▶ PROMPT: Make an exact copy of all the entries, but do not reproduce the pictures.

▶ Saved entries:
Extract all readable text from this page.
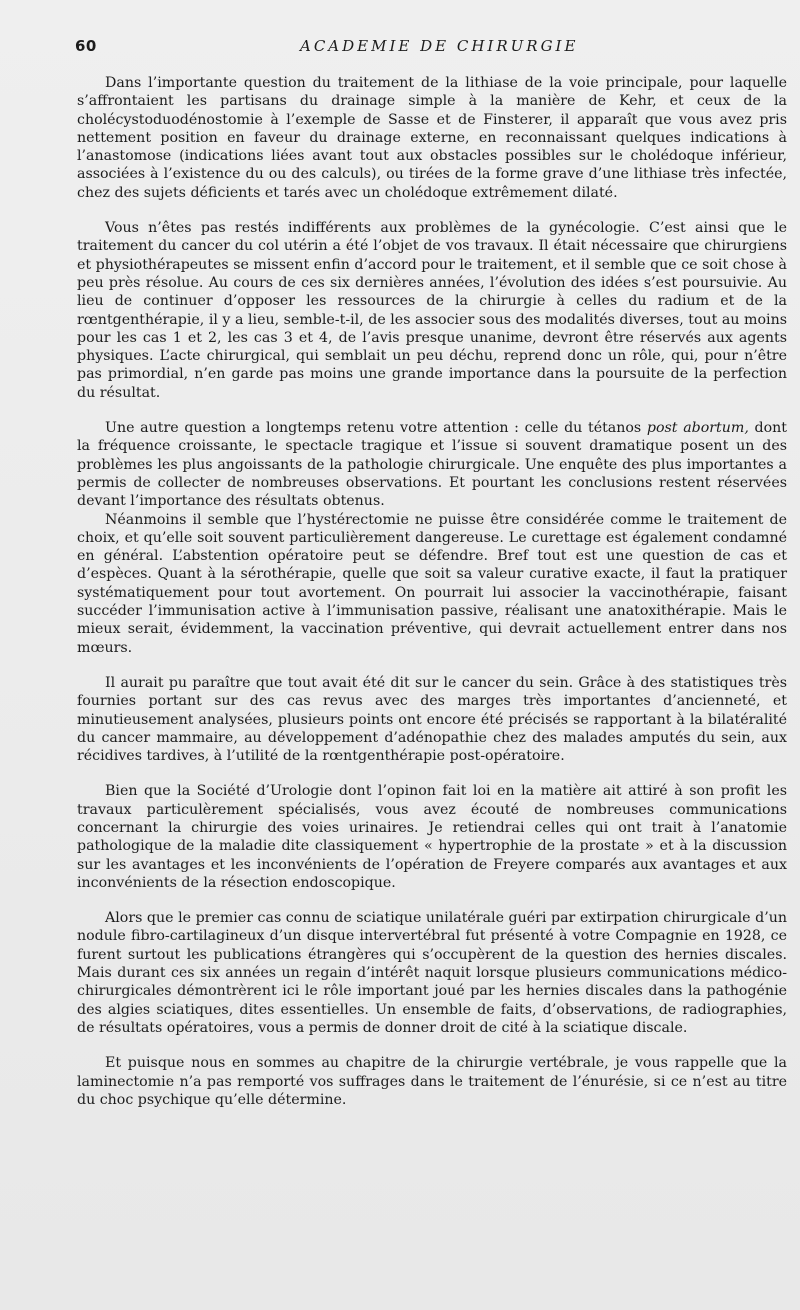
60	ACADEMIE DE CHIRURGIE

Dans l’importante question du traitement de la lithiase de la voie principale, pour laquelle s’affrontaient les partisans du drainage simple à la manière de Kehr, et ceux de la cholécystoduodénostomie à l’exemple de Sasse et de Finsterer, il apparaît que vous avez pris nettement position en faveur du drainage externe, en reconnaissant quelques indications à l’anastomose (indications liées avant tout aux obstacles possibles sur le cholédoque inférieur, associées à l’existence du ou des calculs), ou tirées de la forme grave d’une lithiase très infectée, chez des sujets déficients et tarés avec un cholédoque extrêmement dilaté.

Vous n’êtes pas restés indifférents aux problèmes de la gynécologie. C’est ainsi que le traitement du cancer du col utérin a été l’objet de vos travaux. Il était nécessaire que chirurgiens et physiothérapeutes se missent enfin d’accord pour le traitement, et il semble que ce soit chose à peu près résolue. Au cours de ces six dernières années, l’évolution des idées s’est poursuivie. Au lieu de continuer d’opposer les ressources de la chirurgie à celles du radium et de la rœntgenthérapie, il y a lieu, semble-t-il, de les associer sous des modalités diverses, tout au moins pour les cas 1 et 2, les cas 3 et 4, de l’avis presque unanime, devront être réservés aux agents physiques. L’acte chirurgical, qui semblait un peu déchu, reprend donc un rôle, qui, pour n’être pas primordial, n’en garde pas moins une grande importance dans la poursuite de la perfection du résultat.

Une autre question a longtemps retenu votre attention : celle du tétanos post abortum, dont la fréquence croissante, le spectacle tragique et l’issue si souvent dramatique posent un des problèmes les plus angoissants de la pathologie chirurgicale. Une enquête des plus importantes a permis de collecter de nombreuses observations. Et pourtant les conclusions restent réservées devant l’importance des résultats obtenus.

Néanmoins il semble que l’hystérectomie ne puisse être considérée comme le traitement de choix, et qu’elle soit souvent particulièrement dangereuse. Le curettage est également condamné en général. L’abstention opératoire peut se défendre. Bref tout est une question de cas et d’espèces. Quant à la sérothérapie, quelle que soit sa valeur curative exacte, il faut la pratiquer systématiquement pour tout avortement. On pourrait lui associer la vaccinothérapie, faisant succéder l’immunisation active à l’immunisation passive, réalisant une anatoxithérapie. Mais le mieux serait, évidemment, la vaccination préventive, qui devrait actuellement entrer dans nos mœurs.

Il aurait pu paraître que tout avait été dit sur le cancer du sein. Grâce à des statistiques très fournies portant sur des cas revus avec des marges très importantes d’ancienneté, et minutieusement analysées, plusieurs points ont encore été précisés se rapportant à la bilatéralité du cancer mammaire, au développement d’adénopathie chez des malades amputés du sein, aux récidives tardives, à l’utilité de la rœntgenthérapie post-opératoire.

Bien que la Société d’Urologie dont l’opinon fait loi en la matière ait attiré à son profit les travaux particulèrement spécialisés, vous avez écouté de nombreuses communications concernant la chirurgie des voies urinaires. Je retiendrai celles qui ont trait à l’anatomie pathologique de la maladie dite classiquement « hypertrophie de la prostate » et à la discussion sur les avantages et les inconvénients de l’opération de Freyere comparés aux avantages et aux inconvénients de la résection endoscopique.

Alors que le premier cas connu de sciatique unilatérale guéri par extirpation chirurgicale d’un nodule fibro-cartilagineux d’un disque intervertébral fut présenté à votre Compagnie en 1928, ce furent surtout les publications étrangères qui s’occupèrent de la question des hernies discales. Mais durant ces six années un regain d’intérêt naquit lorsque plusieurs communications médico-chirurgicales démontrèrent ici le rôle important joué par les hernies discales dans la pathogénie des algies sciatiques, dites essentielles. Un ensemble de faits, d’observations, de radiographies, de résultats opératoires, vous a permis de donner droit de cité à la sciatique discale.

Et puisque nous en sommes au chapitre de la chirurgie vertébrale, je vous rappelle que la laminectomie n’a pas remporté vos suffrages dans le traitement de l’énurésie, si ce n’est au titre du choc psychique qu’elle détermine.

▶ OUTPUT:
Extract all readable text from this page.
60	ACADEMIE DE CHIRURGIE

Dans l’importante question du traitement de la lithiase de la voie principale, pour laquelle s’affrontaient les partisans du drainage simple à la manière de Kehr, et ceux de la cholécystoduodénostomie à l’exemple de Sasse et de Finsterer, il apparaît que vous avez pris nettement position en faveur du drainage externe, en reconnaissant quelques indications à l’anastomose (indications liées avant tout aux obstacles possibles sur le cholédoque inférieur, associées à l’existence du ou des calculs), ou tirées de la forme grave d’une lithiase très infectée, chez des sujets déficients et tarés avec un cholédoque extrêmement dilaté.

Vous n’êtes pas restés indifférents aux problèmes de la gynécologie. C’est ainsi que le traitement du cancer du col utérin a été l’objet de vos travaux. Il était nécessaire que chirurgiens et physiothérapeutes se missent enfin d’accord pour le traitement, et il semble que ce soit chose à peu près résolue. Au cours de ces six dernières années, l’évolution des idées s’est poursuivie. Au lieu de continuer d’opposer les ressources de la chirurgie à celles du radium et de la rœntgenthérapie, il y a lieu, semble-t-il, de les associer sous des modalités diverses, tout au moins pour les cas 1 et 2, les cas 3 et 4, de l’avis presque unanime, devront être réservés aux agents physiques. L’acte chirurgical, qui semblait un peu déchu, reprend donc un rôle, qui, pour n’être pas primordial, n’en garde pas moins une grande importance dans la poursuite de la perfection du résultat.

Une autre question a longtemps retenu votre attention : celle du tétanos post abortum, dont la fréquence croissante, le spectacle tragique et l’issue si souvent dramatique posent un des problèmes les plus angoissants de la pathologie chirurgicale. Une enquête des plus importantes a permis de collecter de nombreuses observations. Et pourtant les conclusions restent réservées devant l’importance des résultats obtenus.

Néanmoins il semble que l’hystérectomie ne puisse être considérée comme le traitement de choix, et qu’elle soit souvent particulièrement dangereuse. Le curettage est également condamné en général. L’abstention opératoire peut se défendre. Bref tout est une question de cas et d’espèces. Quant à la sérothérapie, quelle que soit sa valeur curative exacte, il faut la pratiquer systématiquement pour tout avortement. On pourrait lui associer la vaccinothérapie, faisant succéder l’immunisation active à l’immunisation passive, réalisant une anatoxithérapie. Mais le mieux serait, évidemment, la vaccination préventive, qui devrait actuellement entrer dans nos mœurs.

Il aurait pu paraître que tout avait été dit sur le cancer du sein. Grâce à des statistiques très fournies portant sur des cas revus avec des marges très importantes d’ancienneté, et minutieusement analysées, plusieurs points ont encore été précisés se rapportant à la bilatéralité du cancer mammaire, au développement d’adénopathie chez des malades amputés du sein, aux récidives tardives, à l’utilité de la rœntgenthérapie post-opératoire.

Bien que la Société d’Urologie dont l’opinon fait loi en la matière ait attiré à son profit les travaux particulèrement spécialisés, vous avez écouté de nombreuses communications concernant la chirurgie des voies urinaires. Je retiendrai celles qui ont trait à l’anatomie pathologique de la maladie dite classiquement « hypertrophie de la prostate » et à la discussion sur les avantages et les inconvénients de l’opération de Freyere comparés aux avantages et aux inconvénients de la résection endoscopique.

Alors que le premier cas connu de sciatique unilatérale guéri par extirpation chirurgicale d’un nodule fibro-cartilagineux d’un disque intervertébral fut présenté à votre Compagnie en 1928, ce furent surtout les publications étrangères qui s’occupèrent de la question des hernies discales. Mais durant ces six années un regain d’intérêt naquit lorsque plusieurs communications médico-chirurgicales démontrèrent ici le rôle important joué par les hernies discales dans la pathogénie des algies sciatiques, dites essentielles. Un ensemble de faits, d’observations, de radiographies, de résultats opératoires, vous a permis de donner droit de cité à la sciatique discale.

Et puisque nous en sommes au chapitre de la chirurgie vertébrale, je vous rappelle que la laminectomie n’a pas remporté vos suffrages dans le traitement de l’énurésie, si ce n’est au titre du choc psychique qu’elle détermine.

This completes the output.